*Given problem*:
Restate the whole listing word for word. Pictures are left out.

*Material supplied*:

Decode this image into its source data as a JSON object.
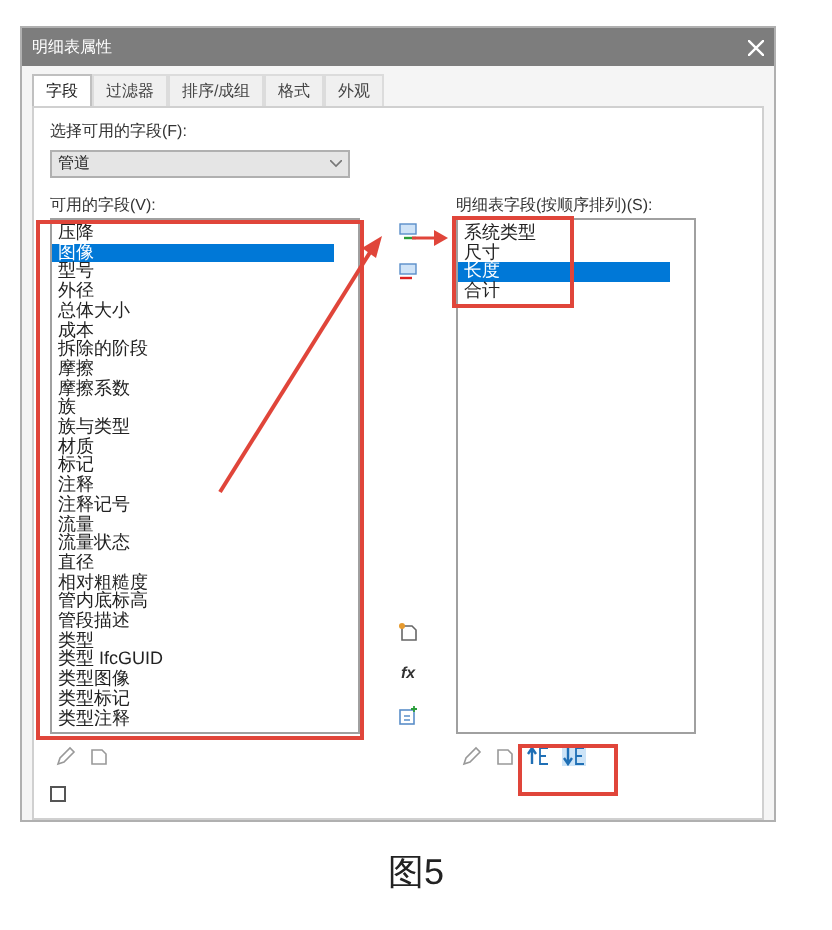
{
  "window": {
    "title": "明细表属性"
  },
  "tabs": [
    {
      "label": "字段",
      "selected": true
    },
    {
      "label": "过滤器",
      "selected": false
    },
    {
      "label": "排序/成组",
      "selected": false
    },
    {
      "label": "格式",
      "selected": false
    },
    {
      "label": "外观",
      "selected": false
    }
  ],
  "category": {
    "label": "选择可用的字段(F):",
    "value": "管道"
  },
  "available": {
    "label": "可用的字段(V):",
    "items": [
      {
        "label": "压降",
        "selected": false
      },
      {
        "label": "图像",
        "selected": true
      },
      {
        "label": "型号",
        "selected": false
      },
      {
        "label": "外径",
        "selected": false
      },
      {
        "label": "总体大小",
        "selected": false
      },
      {
        "label": "成本",
        "selected": false
      },
      {
        "label": "拆除的阶段",
        "selected": false
      },
      {
        "label": "摩擦",
        "selected": false
      },
      {
        "label": "摩擦系数",
        "selected": false
      },
      {
        "label": "族",
        "selected": false
      },
      {
        "label": "族与类型",
        "selected": false
      },
      {
        "label": "材质",
        "selected": false
      },
      {
        "label": "标记",
        "selected": false
      },
      {
        "label": "注释",
        "selected": false
      },
      {
        "label": "注释记号",
        "selected": false
      },
      {
        "label": "流量",
        "selected": false
      },
      {
        "label": "流量状态",
        "selected": false
      },
      {
        "label": "直径",
        "selected": false
      },
      {
        "label": "相对粗糙度",
        "selected": false
      },
      {
        "label": "管内底标高",
        "selected": false
      },
      {
        "label": "管段描述",
        "selected": false
      },
      {
        "label": "类型",
        "selected": false
      },
      {
        "label": "类型 IfcGUID",
        "selected": false
      },
      {
        "label": "类型图像",
        "selected": false
      },
      {
        "label": "类型标记",
        "selected": false
      },
      {
        "label": "类型注释",
        "selected": false
      }
    ]
  },
  "scheduled": {
    "label": "明细表字段(按顺序排列)(S):",
    "items": [
      {
        "label": "系统类型",
        "selected": false
      },
      {
        "label": "尺寸",
        "selected": false
      },
      {
        "label": "长度",
        "selected": true
      },
      {
        "label": "合计",
        "selected": false
      }
    ]
  },
  "include_linked": {
    "checked": false
  },
  "formula_button": {
    "label": "fx"
  },
  "caption": "图5"
}
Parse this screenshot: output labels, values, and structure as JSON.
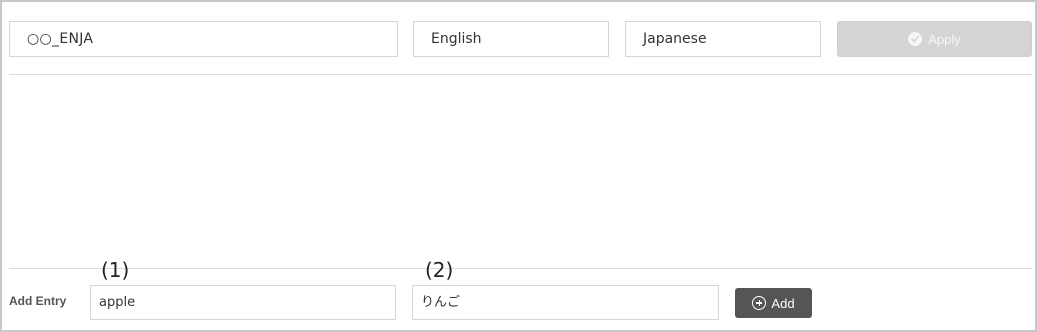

*Answer to the problem*:
Decode this image into its source data as a JSON object.
{
  "window": {
    "title": "明细表属性"
  },
  "tabs": [
    {
      "label": "字段",
      "selected": true
    },
    {
      "label": "过滤器",
      "selected": false
    },
    {
      "label": "排序/成组",
      "selected": false
    },
    {
      "label": "格式",
      "selected": false
    },
    {
      "label": "外观",
      "selected": false
    }
  ],
  "category": {
    "label": "选择可用的字段(F):",
    "value": "管道"
  },
  "available": {
    "label": "可用的字段(V):",
    "items": [
      {
        "label": "压降",
        "selected": false
      },
      {
        "label": "图像",
        "selected": true
      },
      {
        "label": "型号",
        "selected": false
      },
      {
        "label": "外径",
        "selected": false
      },
      {
        "label": "总体大小",
        "selected": false
      },
      {
        "label": "成本",
        "selected": false
      },
      {
        "label": "拆除的阶段",
        "selected": false
      },
      {
        "label": "摩擦",
        "selected": false
      },
      {
        "label": "摩擦系数",
        "selected": false
      },
      {
        "label": "族",
        "selected": false
      },
      {
        "label": "族与类型",
        "selected": false
      },
      {
        "label": "材质",
        "selected": false
      },
      {
        "label": "标记",
        "selected": false
      },
      {
        "label": "注释",
        "selected": false
      },
      {
        "label": "注释记号",
        "selected": false
      },
      {
        "label": "流量",
        "selected": false
      },
      {
        "label": "流量状态",
        "selected": false
      },
      {
        "label": "直径",
        "selected": false
      },
      {
        "label": "相对粗糙度",
        "selected": false
      },
      {
        "label": "管内底标高",
        "selected": false
      },
      {
        "label": "管段描述",
        "selected": false
      },
      {
        "label": "类型",
        "selected": false
      },
      {
        "label": "类型 IfcGUID",
        "selected": false
      },
      {
        "label": "类型图像",
        "selected": false
      },
      {
        "label": "类型标记",
        "selected": false
      },
      {
        "label": "类型注释",
        "selected": false
      }
    ]
  },
  "scheduled": {
    "label": "明细表字段(按顺序排列)(S):",
    "items": [
      {
        "label": "系统类型",
        "selected": false
      },
      {
        "label": "尺寸",
        "selected": false
      },
      {
        "label": "长度",
        "selected": true
      },
      {
        "label": "合计",
        "selected": false
      }
    ]
  },
  "include_linked": {
    "checked": false
  },
  "formula_button": {
    "label": "fx"
  },
  "caption": "图5"
}
Parse this screenshot: output labels, values, and structure as JSON.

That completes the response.